*Dataset records*:
————

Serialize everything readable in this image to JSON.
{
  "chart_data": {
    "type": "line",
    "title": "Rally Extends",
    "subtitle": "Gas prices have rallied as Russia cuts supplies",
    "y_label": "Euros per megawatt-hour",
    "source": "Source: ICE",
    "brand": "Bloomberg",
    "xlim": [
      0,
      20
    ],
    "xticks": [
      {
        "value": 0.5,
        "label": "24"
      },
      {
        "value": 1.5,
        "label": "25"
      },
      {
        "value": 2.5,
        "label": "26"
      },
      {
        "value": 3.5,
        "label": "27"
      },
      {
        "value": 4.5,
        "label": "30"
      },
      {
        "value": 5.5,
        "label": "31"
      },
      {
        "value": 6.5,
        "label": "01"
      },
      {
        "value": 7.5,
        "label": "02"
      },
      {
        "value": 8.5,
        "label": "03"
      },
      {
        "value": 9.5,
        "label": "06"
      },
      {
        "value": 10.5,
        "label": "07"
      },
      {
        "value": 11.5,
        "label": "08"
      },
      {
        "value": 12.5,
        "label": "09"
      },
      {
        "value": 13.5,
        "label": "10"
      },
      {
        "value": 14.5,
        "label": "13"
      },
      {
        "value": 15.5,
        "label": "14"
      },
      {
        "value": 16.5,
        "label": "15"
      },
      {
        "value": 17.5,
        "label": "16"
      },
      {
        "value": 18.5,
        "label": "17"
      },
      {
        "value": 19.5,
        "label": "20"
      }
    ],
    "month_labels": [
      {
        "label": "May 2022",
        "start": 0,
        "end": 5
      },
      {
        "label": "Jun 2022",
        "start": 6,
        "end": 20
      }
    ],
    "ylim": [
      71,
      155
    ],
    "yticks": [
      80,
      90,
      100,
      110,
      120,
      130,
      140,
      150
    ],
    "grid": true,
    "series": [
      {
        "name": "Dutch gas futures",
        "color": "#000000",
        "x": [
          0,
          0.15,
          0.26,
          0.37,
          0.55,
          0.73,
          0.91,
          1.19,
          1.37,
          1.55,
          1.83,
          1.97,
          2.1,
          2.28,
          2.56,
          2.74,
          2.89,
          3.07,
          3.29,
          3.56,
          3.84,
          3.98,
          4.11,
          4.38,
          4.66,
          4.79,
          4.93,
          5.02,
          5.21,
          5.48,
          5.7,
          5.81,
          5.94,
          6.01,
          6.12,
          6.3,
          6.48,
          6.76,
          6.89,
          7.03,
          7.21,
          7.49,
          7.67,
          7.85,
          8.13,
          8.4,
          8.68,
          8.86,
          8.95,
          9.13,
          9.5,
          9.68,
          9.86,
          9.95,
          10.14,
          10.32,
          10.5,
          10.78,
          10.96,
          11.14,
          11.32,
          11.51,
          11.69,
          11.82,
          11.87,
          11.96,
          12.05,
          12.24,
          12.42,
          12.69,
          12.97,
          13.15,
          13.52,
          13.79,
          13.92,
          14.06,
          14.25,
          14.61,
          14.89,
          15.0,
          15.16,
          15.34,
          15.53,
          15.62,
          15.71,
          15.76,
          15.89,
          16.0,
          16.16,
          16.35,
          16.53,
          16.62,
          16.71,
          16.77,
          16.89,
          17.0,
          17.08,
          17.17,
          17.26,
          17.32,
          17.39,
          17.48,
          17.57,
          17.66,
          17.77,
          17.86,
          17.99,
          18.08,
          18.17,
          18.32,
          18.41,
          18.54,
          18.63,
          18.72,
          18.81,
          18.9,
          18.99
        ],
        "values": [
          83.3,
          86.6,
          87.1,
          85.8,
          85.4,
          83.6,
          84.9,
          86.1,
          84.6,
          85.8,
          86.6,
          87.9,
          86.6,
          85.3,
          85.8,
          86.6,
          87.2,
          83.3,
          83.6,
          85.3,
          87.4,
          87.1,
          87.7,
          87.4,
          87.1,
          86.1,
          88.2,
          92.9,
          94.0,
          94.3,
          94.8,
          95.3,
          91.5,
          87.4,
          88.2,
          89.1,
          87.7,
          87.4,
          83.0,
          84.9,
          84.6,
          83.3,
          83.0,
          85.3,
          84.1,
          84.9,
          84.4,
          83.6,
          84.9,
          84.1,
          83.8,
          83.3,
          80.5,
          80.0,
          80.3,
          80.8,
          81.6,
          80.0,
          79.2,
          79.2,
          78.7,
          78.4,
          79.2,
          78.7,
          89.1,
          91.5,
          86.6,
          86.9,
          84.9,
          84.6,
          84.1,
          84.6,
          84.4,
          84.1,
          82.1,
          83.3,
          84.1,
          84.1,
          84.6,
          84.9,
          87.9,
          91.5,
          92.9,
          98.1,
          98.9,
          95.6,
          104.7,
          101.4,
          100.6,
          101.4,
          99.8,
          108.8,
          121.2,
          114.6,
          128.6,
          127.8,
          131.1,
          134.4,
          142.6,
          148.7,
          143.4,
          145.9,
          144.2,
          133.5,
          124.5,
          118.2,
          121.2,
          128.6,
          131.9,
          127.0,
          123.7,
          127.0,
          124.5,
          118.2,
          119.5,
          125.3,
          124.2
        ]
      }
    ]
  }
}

————

*Stated problem*: Extract the full set of entries word for word.

*Solution to the problem*:
Serialize everything readable in this image to JSON.
{
  "chart_data": {
    "type": "line",
    "title": "Rally Extends",
    "subtitle": "Gas prices have rallied as Russia cuts supplies",
    "y_label": "Euros per megawatt-hour",
    "source": "Source: ICE",
    "brand": "Bloomberg",
    "xlim": [
      0,
      20
    ],
    "xticks": [
      {
        "value": 0.5,
        "label": "24"
      },
      {
        "value": 1.5,
        "label": "25"
      },
      {
        "value": 2.5,
        "label": "26"
      },
      {
        "value": 3.5,
        "label": "27"
      },
      {
        "value": 4.5,
        "label": "30"
      },
      {
        "value": 5.5,
        "label": "31"
      },
      {
        "value": 6.5,
        "label": "01"
      },
      {
        "value": 7.5,
        "label": "02"
      },
      {
        "value": 8.5,
        "label": "03"
      },
      {
        "value": 9.5,
        "label": "06"
      },
      {
        "value": 10.5,
        "label": "07"
      },
      {
        "value": 11.5,
        "label": "08"
      },
      {
        "value": 12.5,
        "label": "09"
      },
      {
        "value": 13.5,
        "label": "10"
      },
      {
        "value": 14.5,
        "label": "13"
      },
      {
        "value": 15.5,
        "label": "14"
      },
      {
        "value": 16.5,
        "label": "15"
      },
      {
        "value": 17.5,
        "label": "16"
      },
      {
        "value": 18.5,
        "label": "17"
      },
      {
        "value": 19.5,
        "label": "20"
      }
    ],
    "month_labels": [
      {
        "label": "May 2022",
        "start": 0,
        "end": 5
      },
      {
        "label": "Jun 2022",
        "start": 6,
        "end": 20
      }
    ],
    "ylim": [
      71,
      155
    ],
    "yticks": [
      80,
      90,
      100,
      110,
      120,
      130,
      140,
      150
    ],
    "grid": true,
    "series": [
      {
        "name": "Dutch gas futures",
        "color": "#000000",
        "x": [
          0,
          0.15,
          0.26,
          0.37,
          0.55,
          0.73,
          0.91,
          1.19,
          1.37,
          1.55,
          1.83,
          1.97,
          2.1,
          2.28,
          2.56,
          2.74,
          2.89,
          3.07,
          3.29,
          3.56,
          3.84,
          3.98,
          4.11,
          4.38,
          4.66,
          4.79,
          4.93,
          5.02,
          5.21,
          5.48,
          5.7,
          5.81,
          5.94,
          6.01,
          6.12,
          6.3,
          6.48,
          6.76,
          6.89,
          7.03,
          7.21,
          7.49,
          7.67,
          7.85,
          8.13,
          8.4,
          8.68,
          8.86,
          8.95,
          9.13,
          9.5,
          9.68,
          9.86,
          9.95,
          10.14,
          10.32,
          10.5,
          10.78,
          10.96,
          11.14,
          11.32,
          11.51,
          11.69,
          11.82,
          11.87,
          11.96,
          12.05,
          12.24,
          12.42,
          12.69,
          12.97,
          13.15,
          13.52,
          13.79,
          13.92,
          14.06,
          14.25,
          14.61,
          14.89,
          15.0,
          15.16,
          15.34,
          15.53,
          15.62,
          15.71,
          15.76,
          15.89,
          16.0,
          16.16,
          16.35,
          16.53,
          16.62,
          16.71,
          16.77,
          16.89,
          17.0,
          17.08,
          17.17,
          17.26,
          17.32,
          17.39,
          17.48,
          17.57,
          17.66,
          17.77,
          17.86,
          17.99,
          18.08,
          18.17,
          18.32,
          18.41,
          18.54,
          18.63,
          18.72,
          18.81,
          18.9,
          18.99
        ],
        "values": [
          83.3,
          86.6,
          87.1,
          85.8,
          85.4,
          83.6,
          84.9,
          86.1,
          84.6,
          85.8,
          86.6,
          87.9,
          86.6,
          85.3,
          85.8,
          86.6,
          87.2,
          83.3,
          83.6,
          85.3,
          87.4,
          87.1,
          87.7,
          87.4,
          87.1,
          86.1,
          88.2,
          92.9,
          94.0,
          94.3,
          94.8,
          95.3,
          91.5,
          87.4,
          88.2,
          89.1,
          87.7,
          87.4,
          83.0,
          84.9,
          84.6,
          83.3,
          83.0,
          85.3,
          84.1,
          84.9,
          84.4,
          83.6,
          84.9,
          84.1,
          83.8,
          83.3,
          80.5,
          80.0,
          80.3,
          80.8,
          81.6,
          80.0,
          79.2,
          79.2,
          78.7,
          78.4,
          79.2,
          78.7,
          89.1,
          91.5,
          86.6,
          86.9,
          84.9,
          84.6,
          84.1,
          84.6,
          84.4,
          84.1,
          82.1,
          83.3,
          84.1,
          84.1,
          84.6,
          84.9,
          87.9,
          91.5,
          92.9,
          98.1,
          98.9,
          95.6,
          104.7,
          101.4,
          100.6,
          101.4,
          99.8,
          108.8,
          121.2,
          114.6,
          128.6,
          127.8,
          131.1,
          134.4,
          142.6,
          148.7,
          143.4,
          145.9,
          144.2,
          133.5,
          124.5,
          118.2,
          121.2,
          128.6,
          131.9,
          127.0,
          123.7,
          127.0,
          124.5,
          118.2,
          119.5,
          125.3,
          124.2
        ]
      }
    ]
  }
}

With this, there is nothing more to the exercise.